Selected extract –
"""
New data is coming online. Facial recognition is extending to include emotional analysis. Several vendors are already selling store video cameras with person tracking capabilities. AI is being deployed across data feeds, old and new, to infer extra insights. Eg. inferred demographics derived from video data.
And those inferences can be far more revealing than users realize. Has someone voted, for example? Location data can answer that. What is that person’s religion/sexuality/politics? Browsing or social media can give correlated guesses.
Of course, against the backdrop of this increase in how much we can know about people will come the inevitable regulatory and market backlash. New laws will be made and anti-tracking measures devised and launched, to much fanfare.
All this leaves AI in an uncertain space, where technologies – unless they embrace user rights – may be built on shifting sands.
“Half the money I spend on advertising is wasted; the trouble is I don’t know which half.” John Wanamake may have famously said that 100 years ago, but it has resonated with advertisers ever since.
Digital advertising has long held the promise that precise analytics could answer that question, and allow marketers to spend with pinpoint accuracy. Actual results have varied though — often impressive, but still far short of the dream. Some of the gap is papered over with bluff and nonsense from vendors. That’s led to a market where solutions proliferate, but trust does not.
Could 2020 be the year when measuring success comes of age?
Many brands still look at things such as impressions, clicks and completed views as the absolute measures of effectiveness. And as “indicators”, they’re certainly serviceable and solid. But nobody buys advertising because they want an 80% video-completion-rate (VCR) – they buy advertising because they want to build their brand, engage customers, and sell products.
"""
Data segment –
"""
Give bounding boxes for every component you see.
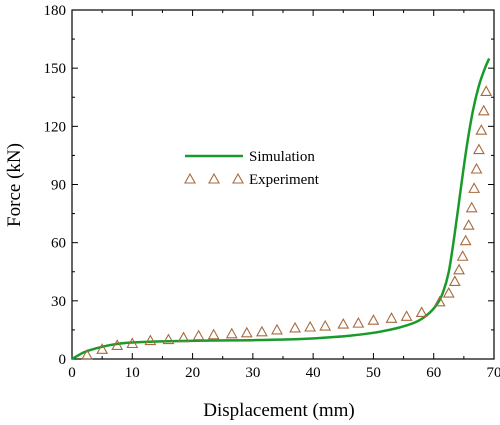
"""
Written instruction 1 –
In the text on AI and advertising, which things do many brands still treat as absolute measures of effectiveness?
Written instruction 2 –
Return the part of the text on AI and advertising starting with "Could 2020 be" and going on through "and sell products.".

Final answer 1 –
Impressions, clicks and completed views.

Final answer 2 –
Could 2020 be the year when measuring success comes of age?
Many brands still look at things such as impressions, clicks and completed views as the absolute measures of effectiveness. And as “indicators”, they’re certainly serviceable and solid. But nobody buys advertising because they want an 80% video-completion-rate (VCR) – they buy advertising because they want to build their brand, engage customers, and sell products.